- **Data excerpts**
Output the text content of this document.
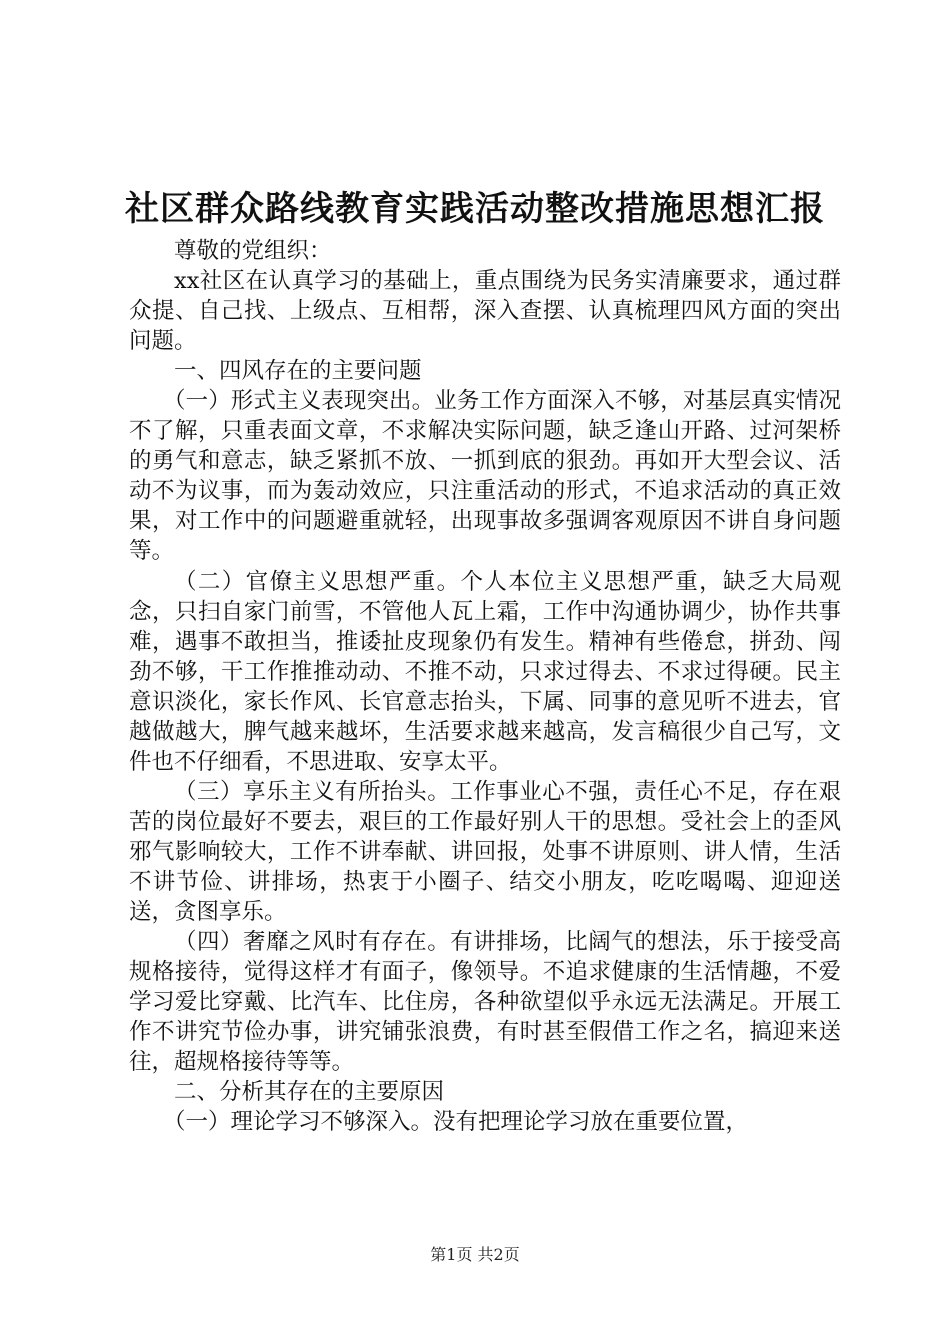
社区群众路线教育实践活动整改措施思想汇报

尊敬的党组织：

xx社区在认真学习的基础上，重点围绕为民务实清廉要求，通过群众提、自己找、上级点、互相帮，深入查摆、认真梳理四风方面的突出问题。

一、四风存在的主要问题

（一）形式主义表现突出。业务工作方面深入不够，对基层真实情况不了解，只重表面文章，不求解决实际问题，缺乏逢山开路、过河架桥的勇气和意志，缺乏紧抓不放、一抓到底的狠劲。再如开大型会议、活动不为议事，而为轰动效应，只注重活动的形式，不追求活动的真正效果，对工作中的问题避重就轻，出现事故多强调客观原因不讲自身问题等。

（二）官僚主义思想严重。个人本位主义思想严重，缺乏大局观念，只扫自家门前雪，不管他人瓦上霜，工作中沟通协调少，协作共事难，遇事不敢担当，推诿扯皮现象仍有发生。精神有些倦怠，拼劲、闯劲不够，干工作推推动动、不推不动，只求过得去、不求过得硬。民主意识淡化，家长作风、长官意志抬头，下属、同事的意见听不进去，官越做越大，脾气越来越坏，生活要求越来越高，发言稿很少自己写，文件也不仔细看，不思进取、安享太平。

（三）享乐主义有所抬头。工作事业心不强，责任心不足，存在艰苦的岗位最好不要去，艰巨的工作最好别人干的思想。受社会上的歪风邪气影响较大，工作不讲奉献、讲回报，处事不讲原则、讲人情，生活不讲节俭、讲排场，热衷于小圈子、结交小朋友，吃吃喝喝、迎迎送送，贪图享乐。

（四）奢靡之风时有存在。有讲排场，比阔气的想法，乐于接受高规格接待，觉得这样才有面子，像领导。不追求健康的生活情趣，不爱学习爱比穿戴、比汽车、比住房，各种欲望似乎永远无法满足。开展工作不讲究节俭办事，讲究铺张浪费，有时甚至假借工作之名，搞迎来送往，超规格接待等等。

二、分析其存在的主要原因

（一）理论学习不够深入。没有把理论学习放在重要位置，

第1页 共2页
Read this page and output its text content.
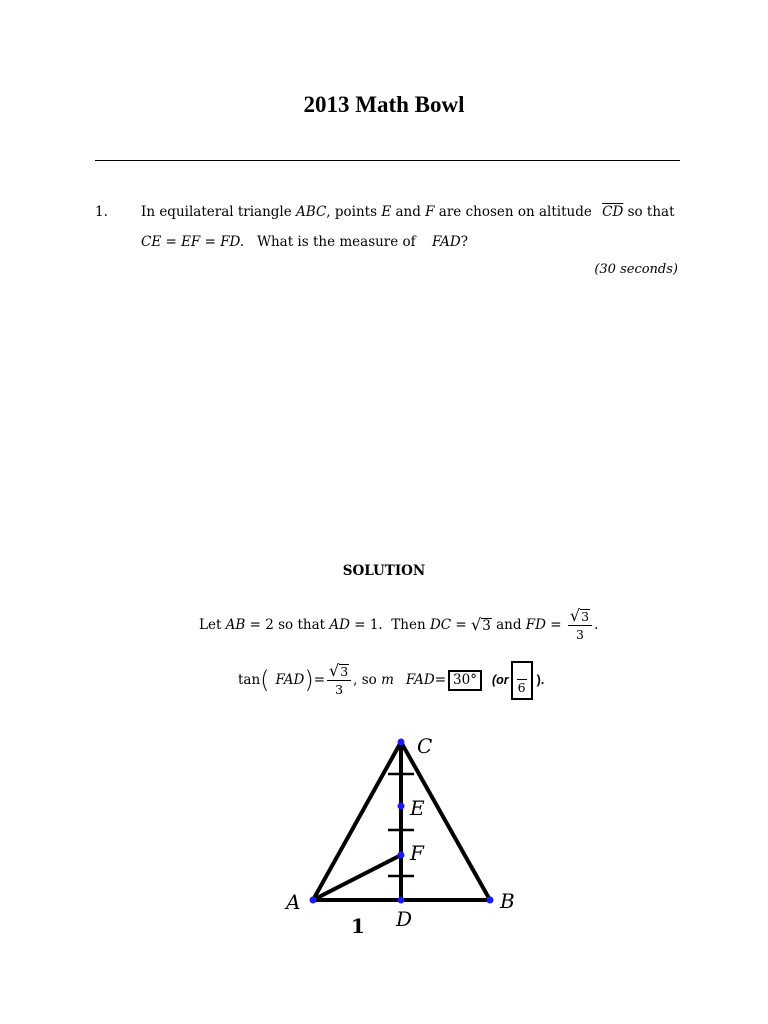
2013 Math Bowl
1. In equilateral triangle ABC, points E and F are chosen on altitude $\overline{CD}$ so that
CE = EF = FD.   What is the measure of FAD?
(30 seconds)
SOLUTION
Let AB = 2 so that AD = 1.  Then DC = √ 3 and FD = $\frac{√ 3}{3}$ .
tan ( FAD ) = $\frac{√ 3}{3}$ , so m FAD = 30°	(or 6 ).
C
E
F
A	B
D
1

- **Aim**
Above are the records. Identify each line that contains the word "frac".

- **Task response**
Let AB = 2 so that AD = 1.  Then DC = √ 3 and FD = $\frac{√ 3}{3}$ .
tan ( FAD ) = $\frac{√ 3}{3}$ , so m FAD = 30°	(or 6 ).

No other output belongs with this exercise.